## BEGIN

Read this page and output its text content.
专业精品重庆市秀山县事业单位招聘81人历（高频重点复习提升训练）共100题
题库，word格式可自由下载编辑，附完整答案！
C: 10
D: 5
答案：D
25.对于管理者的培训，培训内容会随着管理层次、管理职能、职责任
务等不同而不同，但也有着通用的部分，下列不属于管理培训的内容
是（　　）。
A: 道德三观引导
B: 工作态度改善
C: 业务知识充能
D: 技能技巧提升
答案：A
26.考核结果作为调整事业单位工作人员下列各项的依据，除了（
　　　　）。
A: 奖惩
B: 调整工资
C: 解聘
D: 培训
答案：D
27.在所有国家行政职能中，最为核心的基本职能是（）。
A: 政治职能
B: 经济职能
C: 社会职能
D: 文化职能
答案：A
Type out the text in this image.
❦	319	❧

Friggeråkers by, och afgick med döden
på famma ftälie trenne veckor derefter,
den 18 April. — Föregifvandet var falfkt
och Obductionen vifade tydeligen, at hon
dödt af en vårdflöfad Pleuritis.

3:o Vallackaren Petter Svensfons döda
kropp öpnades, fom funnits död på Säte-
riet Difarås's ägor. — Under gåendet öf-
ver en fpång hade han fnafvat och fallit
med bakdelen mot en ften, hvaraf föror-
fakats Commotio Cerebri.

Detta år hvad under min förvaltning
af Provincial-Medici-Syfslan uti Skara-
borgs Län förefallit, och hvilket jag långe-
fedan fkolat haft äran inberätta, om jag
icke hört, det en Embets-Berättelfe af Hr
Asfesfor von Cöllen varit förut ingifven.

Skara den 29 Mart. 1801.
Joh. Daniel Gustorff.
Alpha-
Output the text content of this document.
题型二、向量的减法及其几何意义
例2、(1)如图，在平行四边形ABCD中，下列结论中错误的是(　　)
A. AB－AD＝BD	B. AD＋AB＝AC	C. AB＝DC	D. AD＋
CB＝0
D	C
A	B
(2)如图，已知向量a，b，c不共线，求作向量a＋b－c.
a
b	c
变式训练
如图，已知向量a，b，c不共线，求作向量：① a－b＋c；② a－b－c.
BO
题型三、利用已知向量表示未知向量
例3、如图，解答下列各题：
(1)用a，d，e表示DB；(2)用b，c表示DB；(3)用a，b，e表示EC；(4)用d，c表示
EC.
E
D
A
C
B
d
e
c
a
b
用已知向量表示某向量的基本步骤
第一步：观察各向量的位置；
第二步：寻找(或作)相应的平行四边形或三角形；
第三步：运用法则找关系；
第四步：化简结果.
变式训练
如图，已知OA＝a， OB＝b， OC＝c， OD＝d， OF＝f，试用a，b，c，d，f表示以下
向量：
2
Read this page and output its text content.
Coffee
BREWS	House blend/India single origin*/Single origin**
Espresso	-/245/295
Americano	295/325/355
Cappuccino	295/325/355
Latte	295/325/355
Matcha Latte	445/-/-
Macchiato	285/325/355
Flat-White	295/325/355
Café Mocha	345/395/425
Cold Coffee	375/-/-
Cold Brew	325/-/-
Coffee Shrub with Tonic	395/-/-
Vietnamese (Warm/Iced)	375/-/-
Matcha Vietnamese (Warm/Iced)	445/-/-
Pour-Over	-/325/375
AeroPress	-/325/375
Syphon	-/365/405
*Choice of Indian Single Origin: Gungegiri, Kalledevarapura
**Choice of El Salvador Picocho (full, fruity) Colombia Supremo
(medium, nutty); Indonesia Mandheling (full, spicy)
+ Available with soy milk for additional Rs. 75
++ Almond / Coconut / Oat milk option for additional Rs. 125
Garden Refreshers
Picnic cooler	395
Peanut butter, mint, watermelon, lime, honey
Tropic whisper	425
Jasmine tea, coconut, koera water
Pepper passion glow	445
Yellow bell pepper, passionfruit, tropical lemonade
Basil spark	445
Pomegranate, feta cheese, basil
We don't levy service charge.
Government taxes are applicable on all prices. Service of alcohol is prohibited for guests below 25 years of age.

## END

__Given task__
Extract the complete listing verbatim.

__Result below__
Read this page and output its text content.
专业精品重庆市秀山县事业单位招聘81人历（高频重点复习提升训练）共100题
题库，word格式可自由下载编辑，附完整答案！
C: 10
D: 5
答案：D
25.对于管理者的培训，培训内容会随着管理层次、管理职能、职责任
务等不同而不同，但也有着通用的部分，下列不属于管理培训的内容
是（　　）。
A: 道德三观引导
B: 工作态度改善
C: 业务知识充能
D: 技能技巧提升
答案：A
26.考核结果作为调整事业单位工作人员下列各项的依据，除了（
　　　　）。
A: 奖惩
B: 调整工资
C: 解聘
D: 培训
答案：D
27.在所有国家行政职能中，最为核心的基本职能是（）。
A: 政治职能
B: 经济职能
C: 社会职能
D: 文化职能
答案：A
Type out the text in this image.
❦	319	❧

Friggeråkers by, och afgick med döden
på famma ftälie trenne veckor derefter,
den 18 April. — Föregifvandet var falfkt
och Obductionen vifade tydeligen, at hon
dödt af en vårdflöfad Pleuritis.

3:o Vallackaren Petter Svensfons döda
kropp öpnades, fom funnits död på Säte-
riet Difarås's ägor. — Under gåendet öf-
ver en fpång hade han fnafvat och fallit
med bakdelen mot en ften, hvaraf föror-
fakats Commotio Cerebri.

Detta år hvad under min förvaltning
af Provincial-Medici-Syfslan uti Skara-
borgs Län förefallit, och hvilket jag långe-
fedan fkolat haft äran inberätta, om jag
icke hört, det en Embets-Berättelfe af Hr
Asfesfor von Cöllen varit förut ingifven.

Skara den 29 Mart. 1801.
Joh. Daniel Gustorff.
Alpha-
Output the text content of this document.
题型二、向量的减法及其几何意义
例2、(1)如图，在平行四边形ABCD中，下列结论中错误的是(　　)
A. AB－AD＝BD	B. AD＋AB＝AC	C. AB＝DC	D. AD＋
CB＝0
D	C
A	B
(2)如图，已知向量a，b，c不共线，求作向量a＋b－c.
a
b	c
变式训练
如图，已知向量a，b，c不共线，求作向量：① a－b＋c；② a－b－c.
BO
题型三、利用已知向量表示未知向量
例3、如图，解答下列各题：
(1)用a，d，e表示DB；(2)用b，c表示DB；(3)用a，b，e表示EC；(4)用d，c表示
EC.
E
D
A
C
B
d
e
c
a
b
用已知向量表示某向量的基本步骤
第一步：观察各向量的位置；
第二步：寻找(或作)相应的平行四边形或三角形；
第三步：运用法则找关系；
第四步：化简结果.
变式训练
如图，已知OA＝a， OB＝b， OC＝c， OD＝d， OF＝f，试用a，b，c，d，f表示以下
向量：
2
Read this page and output its text content.
Coffee
BREWS	House blend/India single origin*/Single origin**
Espresso	-/245/295
Americano	295/325/355
Cappuccino	295/325/355
Latte	295/325/355
Matcha Latte	445/-/-
Macchiato	285/325/355
Flat-White	295/325/355
Café Mocha	345/395/425
Cold Coffee	375/-/-
Cold Brew	325/-/-
Coffee Shrub with Tonic	395/-/-
Vietnamese (Warm/Iced)	375/-/-
Matcha Vietnamese (Warm/Iced)	445/-/-
Pour-Over	-/325/375
AeroPress	-/325/375
Syphon	-/365/405
*Choice of Indian Single Origin: Gungegiri, Kalledevarapura
**Choice of El Salvador Picocho (full, fruity) Colombia Supremo
(medium, nutty); Indonesia Mandheling (full, spicy)
+ Available with soy milk for additional Rs. 75
++ Almond / Coconut / Oat milk option for additional Rs. 125
Garden Refreshers
Picnic cooler	395
Peanut butter, mint, watermelon, lime, honey
Tropic whisper	425
Jasmine tea, coconut, koera water
Pepper passion glow	445
Yellow bell pepper, passionfruit, tropical lemonade
Basil spark	445
Pomegranate, feta cheese, basil
We don't levy service charge.
Government taxes are applicable on all prices. Service of alcohol is prohibited for guests below 25 years of age.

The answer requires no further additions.